**What you need to do:** Rewrite the material from its start through the line with "The wing nuts 24 is at (231, 353).", changing "end elevation" to "end view" and leaving everything else as it is.

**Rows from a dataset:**
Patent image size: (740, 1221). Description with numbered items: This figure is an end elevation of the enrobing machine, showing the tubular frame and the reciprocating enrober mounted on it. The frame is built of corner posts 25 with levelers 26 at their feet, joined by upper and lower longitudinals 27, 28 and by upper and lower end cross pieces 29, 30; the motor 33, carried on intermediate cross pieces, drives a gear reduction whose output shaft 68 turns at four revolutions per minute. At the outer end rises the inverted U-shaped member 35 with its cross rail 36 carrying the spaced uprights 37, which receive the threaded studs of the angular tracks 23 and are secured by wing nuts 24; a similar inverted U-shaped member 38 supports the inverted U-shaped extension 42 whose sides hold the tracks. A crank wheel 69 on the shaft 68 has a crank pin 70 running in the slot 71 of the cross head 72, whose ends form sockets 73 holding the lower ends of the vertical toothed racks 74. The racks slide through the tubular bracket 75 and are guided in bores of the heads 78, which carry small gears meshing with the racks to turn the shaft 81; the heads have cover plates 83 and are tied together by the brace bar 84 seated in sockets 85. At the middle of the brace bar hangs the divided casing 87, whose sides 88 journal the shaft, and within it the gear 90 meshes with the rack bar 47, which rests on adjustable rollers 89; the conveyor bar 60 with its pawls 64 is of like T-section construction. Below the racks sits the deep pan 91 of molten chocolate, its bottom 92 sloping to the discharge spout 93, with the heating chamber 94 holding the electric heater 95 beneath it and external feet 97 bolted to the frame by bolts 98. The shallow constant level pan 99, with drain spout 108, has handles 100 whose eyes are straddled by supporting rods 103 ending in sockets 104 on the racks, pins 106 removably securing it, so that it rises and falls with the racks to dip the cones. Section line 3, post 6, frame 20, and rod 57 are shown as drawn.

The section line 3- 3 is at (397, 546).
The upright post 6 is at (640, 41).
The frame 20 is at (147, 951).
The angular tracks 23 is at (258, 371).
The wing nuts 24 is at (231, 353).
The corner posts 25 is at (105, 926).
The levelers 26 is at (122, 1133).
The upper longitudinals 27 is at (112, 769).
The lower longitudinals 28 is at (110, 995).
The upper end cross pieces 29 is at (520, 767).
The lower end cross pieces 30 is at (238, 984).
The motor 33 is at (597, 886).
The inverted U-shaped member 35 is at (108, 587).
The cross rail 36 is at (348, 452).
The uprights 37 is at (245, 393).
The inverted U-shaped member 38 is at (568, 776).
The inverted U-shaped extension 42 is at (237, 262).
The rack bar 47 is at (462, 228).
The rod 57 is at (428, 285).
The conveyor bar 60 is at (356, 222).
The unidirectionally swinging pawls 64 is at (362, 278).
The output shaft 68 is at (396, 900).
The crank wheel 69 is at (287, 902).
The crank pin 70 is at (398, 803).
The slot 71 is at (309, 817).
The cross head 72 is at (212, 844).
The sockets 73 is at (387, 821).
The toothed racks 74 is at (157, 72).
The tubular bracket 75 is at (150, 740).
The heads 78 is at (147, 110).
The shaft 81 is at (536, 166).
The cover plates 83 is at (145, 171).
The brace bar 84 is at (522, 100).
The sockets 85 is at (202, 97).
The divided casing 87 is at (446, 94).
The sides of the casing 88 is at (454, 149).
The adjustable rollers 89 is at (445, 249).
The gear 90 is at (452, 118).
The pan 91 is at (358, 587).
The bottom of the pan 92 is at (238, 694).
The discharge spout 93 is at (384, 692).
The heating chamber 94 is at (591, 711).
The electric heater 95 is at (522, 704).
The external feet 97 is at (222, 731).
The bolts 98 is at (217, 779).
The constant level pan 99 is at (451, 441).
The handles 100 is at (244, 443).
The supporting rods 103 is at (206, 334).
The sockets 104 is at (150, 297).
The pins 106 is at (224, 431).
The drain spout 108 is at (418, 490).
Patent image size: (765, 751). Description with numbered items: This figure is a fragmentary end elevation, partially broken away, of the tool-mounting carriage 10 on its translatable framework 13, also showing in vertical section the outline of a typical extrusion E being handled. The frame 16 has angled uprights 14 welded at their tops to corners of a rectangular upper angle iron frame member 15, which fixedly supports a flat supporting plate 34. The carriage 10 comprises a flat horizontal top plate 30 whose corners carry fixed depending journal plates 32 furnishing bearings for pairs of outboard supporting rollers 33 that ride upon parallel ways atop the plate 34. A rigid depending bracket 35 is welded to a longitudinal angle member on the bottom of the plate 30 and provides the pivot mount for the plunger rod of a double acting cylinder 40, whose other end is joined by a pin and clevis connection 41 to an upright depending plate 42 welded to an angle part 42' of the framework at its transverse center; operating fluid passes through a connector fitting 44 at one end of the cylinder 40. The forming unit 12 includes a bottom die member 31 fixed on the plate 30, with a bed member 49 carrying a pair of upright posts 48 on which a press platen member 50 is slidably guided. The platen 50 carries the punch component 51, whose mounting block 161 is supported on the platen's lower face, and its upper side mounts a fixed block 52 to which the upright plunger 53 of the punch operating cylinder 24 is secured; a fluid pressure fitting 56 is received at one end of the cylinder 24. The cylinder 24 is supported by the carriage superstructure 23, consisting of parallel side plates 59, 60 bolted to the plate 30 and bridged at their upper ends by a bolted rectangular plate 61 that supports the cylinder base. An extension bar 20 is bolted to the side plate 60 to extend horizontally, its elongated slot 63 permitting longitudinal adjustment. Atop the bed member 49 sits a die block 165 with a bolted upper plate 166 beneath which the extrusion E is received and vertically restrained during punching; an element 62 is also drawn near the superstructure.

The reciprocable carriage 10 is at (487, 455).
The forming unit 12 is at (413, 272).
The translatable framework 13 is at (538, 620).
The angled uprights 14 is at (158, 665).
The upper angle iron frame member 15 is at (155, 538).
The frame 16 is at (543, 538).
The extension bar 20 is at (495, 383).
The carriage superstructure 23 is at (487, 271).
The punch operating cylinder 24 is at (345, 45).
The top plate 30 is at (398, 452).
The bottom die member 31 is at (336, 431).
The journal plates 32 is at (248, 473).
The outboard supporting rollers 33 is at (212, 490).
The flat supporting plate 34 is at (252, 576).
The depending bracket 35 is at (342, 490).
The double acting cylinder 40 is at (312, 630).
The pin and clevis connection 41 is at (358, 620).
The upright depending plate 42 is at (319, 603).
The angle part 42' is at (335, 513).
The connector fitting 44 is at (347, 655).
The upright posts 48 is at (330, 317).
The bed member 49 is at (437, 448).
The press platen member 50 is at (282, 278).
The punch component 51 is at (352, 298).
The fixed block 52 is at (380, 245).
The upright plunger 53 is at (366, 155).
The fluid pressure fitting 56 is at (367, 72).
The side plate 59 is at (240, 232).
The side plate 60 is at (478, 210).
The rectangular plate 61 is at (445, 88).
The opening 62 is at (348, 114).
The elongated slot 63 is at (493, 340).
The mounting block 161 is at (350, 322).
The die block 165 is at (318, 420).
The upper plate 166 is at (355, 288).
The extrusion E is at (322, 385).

**Response:**
Patent image size: (740, 1221). Description with numbered items: This figure is an end view of the enrobing machine, showing the tubular frame and the reciprocating enrober mounted on it. The frame is built of corner posts 25 with levelers 26 at their feet, joined by upper and lower longitudinals 27, 28 and by upper and lower end cross pieces 29, 30; the motor 33, carried on intermediate cross pieces, drives a gear reduction whose output shaft 68 turns at four revolutions per minute. At the outer end rises the inverted U-shaped member 35 with its cross rail 36 carrying the spaced uprights 37, which receive the threaded studs of the angular tracks 23 and are secured by wing nuts 24; a similar inverted U-shaped member 38 supports the inverted U-shaped extension 42 whose sides hold the tracks. A crank wheel 69 on the shaft 68 has a crank pin 70 running in the slot 71 of the cross head 72, whose ends form sockets 73 holding the lower ends of the vertical toothed racks 74. The racks slide through the tubular bracket 75 and are guided in bores of the heads 78, which carry small gears meshing with the racks to turn the shaft 81; the heads have cover plates 83 and are tied together by the brace bar 84 seated in sockets 85. At the middle of the brace bar hangs the divided casing 87, whose sides 88 journal the shaft, and within it the gear 90 meshes with the rack bar 47, which rests on adjustable rollers 89; the conveyor bar 60 with its pawls 64 is of like T-section construction. Below the racks sits the deep pan 91 of molten chocolate, its bottom 92 sloping to the discharge spout 93, with the heating chamber 94 holding the electric heater 95 beneath it and external feet 97 bolted to the frame by bolts 98. The shallow constant level pan 99, with drain spout 108, has handles 100 whose eyes are straddled by supporting rods 103 ending in sockets 104 on the racks, pins 106 removably securing it, so that it rises and falls with the racks to dip the cones. Section line 3, post 6, frame 20, and rod 57 are shown as drawn.

The section line 3- 3 is at (397, 546).
The upright post 6 is at (640, 41).
The frame 20 is at (147, 951).
The angular tracks 23 is at (258, 371).
The wing nuts 24 is at (231, 353).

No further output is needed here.